**Bloc de texte**

Rima Hassan, eurodéputée, a récemment visité un détenu actuellement mis en examen pour des charges graves de financement du terrorisme. Présenté comme un réfugié palestinien persécuté, ce dernier est incarcéré à la prison d’Osny dans le Val-d’Oise, une visite qui a suscité des controverses.
Accompagnée de plusieurs élus insoumis, dont Gabrielle Cathala et Thomas Portes, ainsi que de la députée écologiste Sabrina Sebaihi, Hassan a exercé son droit de visite, habituellement attribué à des parlementaires. Toutefois, les élus ont omis de mentionner les accusations graves portées contre le détenu lors de leur communication publique.
Selon des sources comme d'Europe 1 et confirmé par l’avocat du détenu, Me Raphaël Kempf, le Palestinien, identifié comme Ali, est incarcéré depuis mai 2024. Il fait face à des accusations de complicité dans des tentatives d’assassinats, d'association de malfaiteurs terroriste et de financement du terrorisme, ce qui pourrait lui valoir une réclusion criminelle à perpétuité. Avant son arrivée au Val-d'Oise, il avait été évalué pendant trois mois pour sa radicalisation à Vendin-le-Vieil.
Des règles strictes régissant les visites en prison stipulent qu'aucun entretien ne doit porter sur la situation judiciaire des détenus, et qu'aucune rencontre ne peut se faire sans autorisation judiciaire. Cependant, des rapports indiquent que Rima Hassan aurait échangé en arabe avec Ali, une langue généralement prohibée dans ce contexte, et aurait abordé des aspects liés à sa situation judiciaire.

**Les données**

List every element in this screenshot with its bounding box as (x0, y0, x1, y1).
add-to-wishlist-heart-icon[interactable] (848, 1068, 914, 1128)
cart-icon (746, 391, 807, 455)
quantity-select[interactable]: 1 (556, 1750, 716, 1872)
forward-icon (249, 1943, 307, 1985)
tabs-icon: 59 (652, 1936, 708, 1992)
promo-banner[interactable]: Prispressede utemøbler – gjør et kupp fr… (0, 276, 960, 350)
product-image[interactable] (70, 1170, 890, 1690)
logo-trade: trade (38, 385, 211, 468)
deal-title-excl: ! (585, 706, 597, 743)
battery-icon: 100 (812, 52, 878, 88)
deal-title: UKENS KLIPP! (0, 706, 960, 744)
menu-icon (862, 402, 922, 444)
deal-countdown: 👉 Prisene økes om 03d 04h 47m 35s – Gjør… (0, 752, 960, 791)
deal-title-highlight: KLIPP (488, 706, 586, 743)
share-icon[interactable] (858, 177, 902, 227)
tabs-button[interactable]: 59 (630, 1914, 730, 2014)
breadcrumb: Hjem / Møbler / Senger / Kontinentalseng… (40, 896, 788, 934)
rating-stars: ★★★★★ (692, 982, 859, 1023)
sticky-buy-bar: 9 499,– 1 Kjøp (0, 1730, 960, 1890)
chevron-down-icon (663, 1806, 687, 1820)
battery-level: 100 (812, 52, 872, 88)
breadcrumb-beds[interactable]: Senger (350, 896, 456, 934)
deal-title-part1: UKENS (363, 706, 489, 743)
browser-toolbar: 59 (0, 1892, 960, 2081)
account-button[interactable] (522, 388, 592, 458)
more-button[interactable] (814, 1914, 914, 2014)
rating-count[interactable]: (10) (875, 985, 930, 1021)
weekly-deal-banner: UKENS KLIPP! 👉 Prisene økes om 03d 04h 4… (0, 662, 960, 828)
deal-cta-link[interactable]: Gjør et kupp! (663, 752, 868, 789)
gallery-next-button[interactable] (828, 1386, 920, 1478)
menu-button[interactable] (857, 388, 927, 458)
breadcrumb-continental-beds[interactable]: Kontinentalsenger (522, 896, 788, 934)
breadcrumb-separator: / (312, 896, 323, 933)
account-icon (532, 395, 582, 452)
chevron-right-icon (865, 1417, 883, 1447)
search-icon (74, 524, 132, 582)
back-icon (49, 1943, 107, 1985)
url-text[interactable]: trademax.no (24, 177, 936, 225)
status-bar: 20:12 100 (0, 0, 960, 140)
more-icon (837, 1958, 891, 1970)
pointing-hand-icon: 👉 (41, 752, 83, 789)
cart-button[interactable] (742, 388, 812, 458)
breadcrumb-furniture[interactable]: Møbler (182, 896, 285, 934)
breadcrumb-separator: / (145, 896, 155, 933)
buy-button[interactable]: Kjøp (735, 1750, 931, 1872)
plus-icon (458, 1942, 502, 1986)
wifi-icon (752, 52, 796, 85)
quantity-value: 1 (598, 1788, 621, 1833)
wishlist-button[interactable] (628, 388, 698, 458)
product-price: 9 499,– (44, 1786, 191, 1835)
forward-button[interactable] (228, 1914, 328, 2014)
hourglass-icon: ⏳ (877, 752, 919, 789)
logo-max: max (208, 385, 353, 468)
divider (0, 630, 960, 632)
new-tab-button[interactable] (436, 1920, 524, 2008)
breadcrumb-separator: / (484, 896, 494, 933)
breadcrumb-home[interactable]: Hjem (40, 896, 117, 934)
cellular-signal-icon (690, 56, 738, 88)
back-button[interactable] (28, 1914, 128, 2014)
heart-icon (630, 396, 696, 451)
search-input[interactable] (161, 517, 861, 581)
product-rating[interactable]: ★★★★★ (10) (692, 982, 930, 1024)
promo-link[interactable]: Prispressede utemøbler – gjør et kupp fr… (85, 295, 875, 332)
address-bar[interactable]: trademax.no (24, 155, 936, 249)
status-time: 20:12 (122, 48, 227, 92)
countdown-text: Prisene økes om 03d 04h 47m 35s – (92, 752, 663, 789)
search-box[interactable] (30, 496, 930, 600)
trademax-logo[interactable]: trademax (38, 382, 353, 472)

**Objectif de la tâche**
Pouvez-vous recopier fidèlement le passage de l'article sur la visite de Rima Hassan en prison qui commence par "Accompagnée de plusieurs" et va jusqu'à "radicalisation à Vendin-le-Vieil."?

**Résultat obtenu**
Accompagnée de plusieurs élus insoumis, dont Gabrielle Cathala et Thomas Portes, ainsi que de la députée écologiste Sabrina Sebaihi, Hassan a exercé son droit de visite, habituellement attribué à des parlementaires. Toutefois, les élus ont omis de mentionner les accusations graves portées contre le détenu lors de leur communication publique.
Selon des sources comme d'Europe 1 et confirmé par l’avocat du détenu, Me Raphaël Kempf, le Palestinien, identifié comme Ali, est incarcéré depuis mai 2024. Il fait face à des accusations de complicité dans des tentatives d’assassinats, d'association de malfaiteurs terroriste et de financement du terrorisme, ce qui pourrait lui valoir une réclusion criminelle à perpétuité. Avant son arrivée au Val-d'Oise, il avait été évalué pendant trois mois pour sa radicalisation à Vendin-le-Vieil.